Select lines where the word "电源接在" appears.

─── The input ───

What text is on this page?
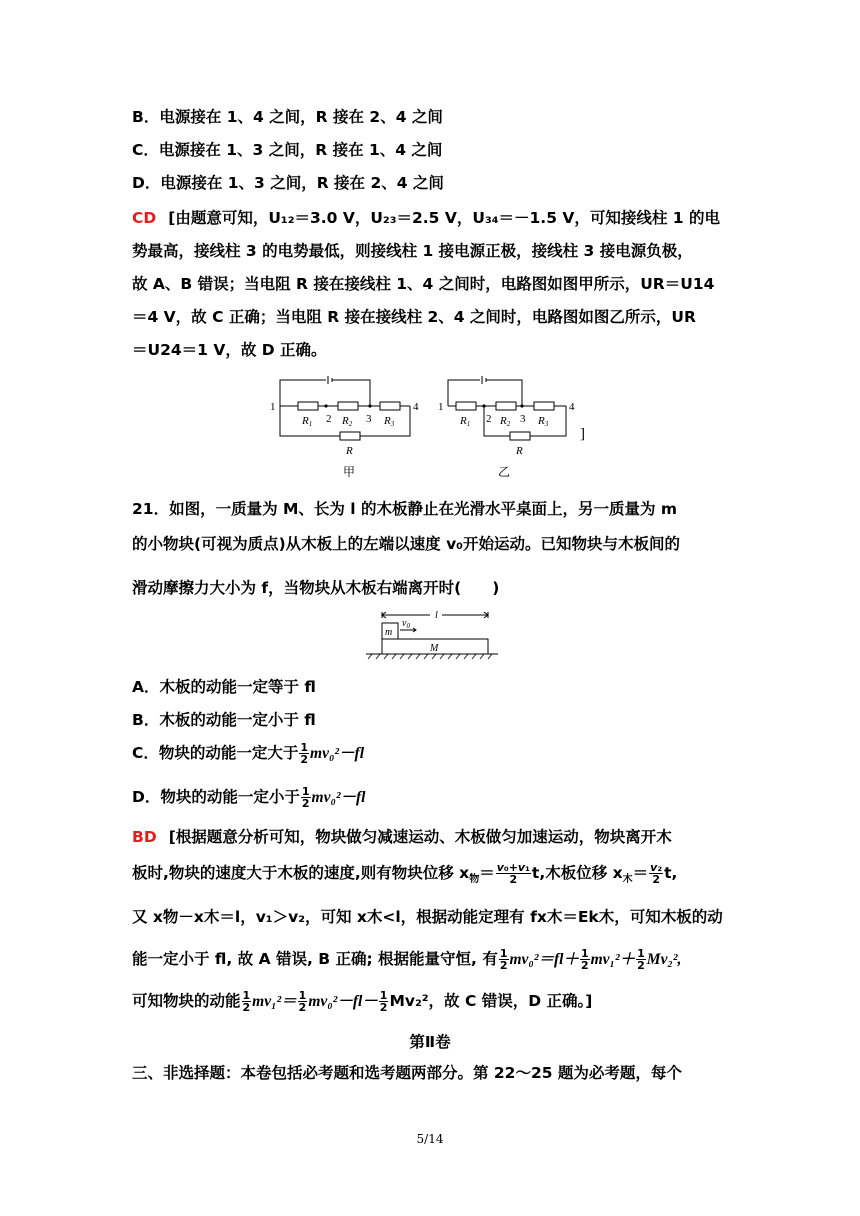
B．电源接在 1、4 之间，R 接在 2、4 之间
C．电源接在 1、3 之间，R 接在 1、4 之间
D．电源接在 1、3 之间，R 接在 2、4 之间
CD [由题意可知，U₁₂＝3.0 V，U₂₃＝2.5 V，U₃₄＝－1.5 V，可知接线柱 1 的电
势最高，接线柱 3 的电势最低，则接线柱 1 接电源正极，接线柱 3 接电源负极，
故 A、B 错误；当电阻 R 接在接线柱 1、4 之间时，电路图如图甲所示，UR＝U14
＝4 V，故 C 正确；当电阻 R 接在接线柱 2、4 之间时，电路图如图乙所示，UR
＝U24＝1 V，故 D 正确。
1
2	3
4
R1	R2	R3
R
甲
1
2	3
4
R1	R2	R3
R
乙
]
21．如图，一质量为 M、长为 l 的木板静止在光滑水平桌面上，另一质量为 m
的小物块(可视为质点)从木板上的左端以速度 v₀开始运动。已知物块与木板间的
滑动摩擦力大小为 f，当物块从木板右端离开时(　　)
l
m
$v_0$
M
A．木板的动能一定等于 fl
B．木板的动能一定小于 fl
C．物块的动能一定大于 $\frac{1}{2} mv_0^2-fl$
D．物块的动能一定小于 $\frac{1}{2} mv_0^2-fl$
BD [根据题意分析可知，物块做匀减速运动、木板做匀加速运动，物块离开木
板时,物块的速度大于木板的速度,则有物块位移 $x_物= \frac{\text{v₀+v₁}}{2} t$,木板位移 $x_木= \frac{\text{v₂}}{2} t$,
又 x物－x木＝l，v₁＞v₂，可知 x木<l，根据动能定理有 fx木＝Ek木，可知木板的动
能一定小于 fl, 故 A 错误, B 正确; 根据能量守恒, 有 $\frac{1}{2} mv_0^2=fl+ \frac{1}{2} mv_1^2+ \frac{1}{2} Mv_2^2$,
可知物块的动能 $\frac{1}{2} mv_1^2= \frac{1}{2} mv_0^2-fl- \frac{1}{2} Mv_2^2$，故 C 错误，D 正确。]
第Ⅱ卷
三、非选择题：本卷包括必考题和选考题两部分。第 22～25 题为必考题，每个
5/14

───

_Exercise answer_:
B．电源接在 1、4 之间，R 接在 2、4 之间
C．电源接在 1、3 之间，R 接在 1、4 之间
D．电源接在 1、3 之间，R 接在 2、4 之间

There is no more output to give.